→ Written problem: Output all of the entries below precisely as written.

→ Data entries:

+---+

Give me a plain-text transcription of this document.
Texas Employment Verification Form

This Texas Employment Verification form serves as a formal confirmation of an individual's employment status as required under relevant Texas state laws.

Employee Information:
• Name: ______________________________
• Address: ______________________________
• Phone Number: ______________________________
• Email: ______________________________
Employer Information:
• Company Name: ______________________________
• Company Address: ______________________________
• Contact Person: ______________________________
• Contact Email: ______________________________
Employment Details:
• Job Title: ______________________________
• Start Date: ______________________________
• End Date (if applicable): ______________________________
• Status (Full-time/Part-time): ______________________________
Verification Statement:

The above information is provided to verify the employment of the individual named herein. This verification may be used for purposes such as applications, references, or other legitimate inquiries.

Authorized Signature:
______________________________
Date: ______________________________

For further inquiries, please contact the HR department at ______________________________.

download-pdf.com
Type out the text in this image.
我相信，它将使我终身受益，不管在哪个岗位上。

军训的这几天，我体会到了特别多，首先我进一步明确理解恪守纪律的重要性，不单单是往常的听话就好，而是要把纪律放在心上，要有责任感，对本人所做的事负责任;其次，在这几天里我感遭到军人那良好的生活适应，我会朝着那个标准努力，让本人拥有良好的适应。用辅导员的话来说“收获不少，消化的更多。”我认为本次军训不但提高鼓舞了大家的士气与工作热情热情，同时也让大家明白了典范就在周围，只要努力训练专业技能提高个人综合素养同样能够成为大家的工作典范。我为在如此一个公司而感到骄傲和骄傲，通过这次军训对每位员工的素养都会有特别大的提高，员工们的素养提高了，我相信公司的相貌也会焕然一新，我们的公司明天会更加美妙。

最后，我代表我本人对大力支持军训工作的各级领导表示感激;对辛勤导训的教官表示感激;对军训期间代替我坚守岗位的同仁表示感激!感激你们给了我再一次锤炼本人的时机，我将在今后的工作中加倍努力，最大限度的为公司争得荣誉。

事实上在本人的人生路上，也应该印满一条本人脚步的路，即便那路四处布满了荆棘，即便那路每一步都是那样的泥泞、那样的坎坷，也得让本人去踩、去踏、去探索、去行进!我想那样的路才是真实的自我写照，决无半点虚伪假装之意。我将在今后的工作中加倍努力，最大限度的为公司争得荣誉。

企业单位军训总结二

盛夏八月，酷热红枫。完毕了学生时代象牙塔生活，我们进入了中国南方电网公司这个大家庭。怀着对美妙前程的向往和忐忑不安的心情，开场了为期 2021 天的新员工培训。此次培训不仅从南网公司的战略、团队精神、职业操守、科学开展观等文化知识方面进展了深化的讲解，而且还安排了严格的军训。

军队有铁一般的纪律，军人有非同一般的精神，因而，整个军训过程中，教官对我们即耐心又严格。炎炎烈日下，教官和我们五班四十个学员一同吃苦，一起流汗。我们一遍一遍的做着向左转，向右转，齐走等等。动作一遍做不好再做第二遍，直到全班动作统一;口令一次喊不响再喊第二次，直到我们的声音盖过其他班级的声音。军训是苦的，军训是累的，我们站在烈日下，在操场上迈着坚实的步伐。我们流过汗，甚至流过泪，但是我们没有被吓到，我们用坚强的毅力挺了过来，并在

+---+

→ Answer in full:
Give me a plain-text transcription of this document.
Texas Employment Verification Form

This Texas Employment Verification form serves as a formal confirmation of an individual's employment status as required under relevant Texas state laws.

Employee Information:
• Name: ______________________________
• Address: ______________________________
• Phone Number: ______________________________
• Email: ______________________________
Employer Information:
• Company Name: ______________________________
• Company Address: ______________________________
• Contact Person: ______________________________
• Contact Email: ______________________________
Employment Details:
• Job Title: ______________________________
• Start Date: ______________________________
• End Date (if applicable): ______________________________
• Status (Full-time/Part-time): ______________________________
Verification Statement:

The above information is provided to verify the employment of the individual named herein. This verification may be used for purposes such as applications, references, or other legitimate inquiries.

Authorized Signature:
______________________________
Date: ______________________________

For further inquiries, please contact the HR department at ______________________________.

download-pdf.com
Type out the text in this image.
我相信，它将使我终身受益，不管在哪个岗位上。

军训的这几天，我体会到了特别多，首先我进一步明确理解恪守纪律的重要性，不单单是往常的听话就好，而是要把纪律放在心上，要有责任感，对本人所做的事负责任;其次，在这几天里我感遭到军人那良好的生活适应，我会朝着那个标准努力，让本人拥有良好的适应。用辅导员的话来说“收获不少，消化的更多。”我认为本次军训不但提高鼓舞了大家的士气与工作热情热情，同时也让大家明白了典范就在周围，只要努力训练专业技能提高个人综合素养同样能够成为大家的工作典范。我为在如此一个公司而感到骄傲和骄傲，通过这次军训对每位员工的素养都会有特别大的提高，员工们的素养提高了，我相信公司的相貌也会焕然一新，我们的公司明天会更加美妙。

最后，我代表我本人对大力支持军训工作的各级领导表示感激;对辛勤导训的教官表示感激;对军训期间代替我坚守岗位的同仁表示感激!感激你们给了我再一次锤炼本人的时机，我将在今后的工作中加倍努力，最大限度的为公司争得荣誉。

事实上在本人的人生路上，也应该印满一条本人脚步的路，即便那路四处布满了荆棘，即便那路每一步都是那样的泥泞、那样的坎坷，也得让本人去踩、去踏、去探索、去行进!我想那样的路才是真实的自我写照，决无半点虚伪假装之意。我将在今后的工作中加倍努力，最大限度的为公司争得荣誉。

企业单位军训总结二

盛夏八月，酷热红枫。完毕了学生时代象牙塔生活，我们进入了中国南方电网公司这个大家庭。怀着对美妙前程的向往和忐忑不安的心情，开场了为期 2021 天的新员工培训。此次培训不仅从南网公司的战略、团队精神、职业操守、科学开展观等文化知识方面进展了深化的讲解，而且还安排了严格的军训。

军队有铁一般的纪律，军人有非同一般的精神，因而，整个军训过程中，教官对我们即耐心又严格。炎炎烈日下，教官和我们五班四十个学员一同吃苦，一起流汗。我们一遍一遍的做着向左转，向右转，齐走等等。动作一遍做不好再做第二遍，直到全班动作统一;口令一次喊不响再喊第二次，直到我们的声音盖过其他班级的声音。军训是苦的，军训是累的，我们站在烈日下，在操场上迈着坚实的步伐。我们流过汗，甚至流过泪，但是我们没有被吓到，我们用坚强的毅力挺了过来，并在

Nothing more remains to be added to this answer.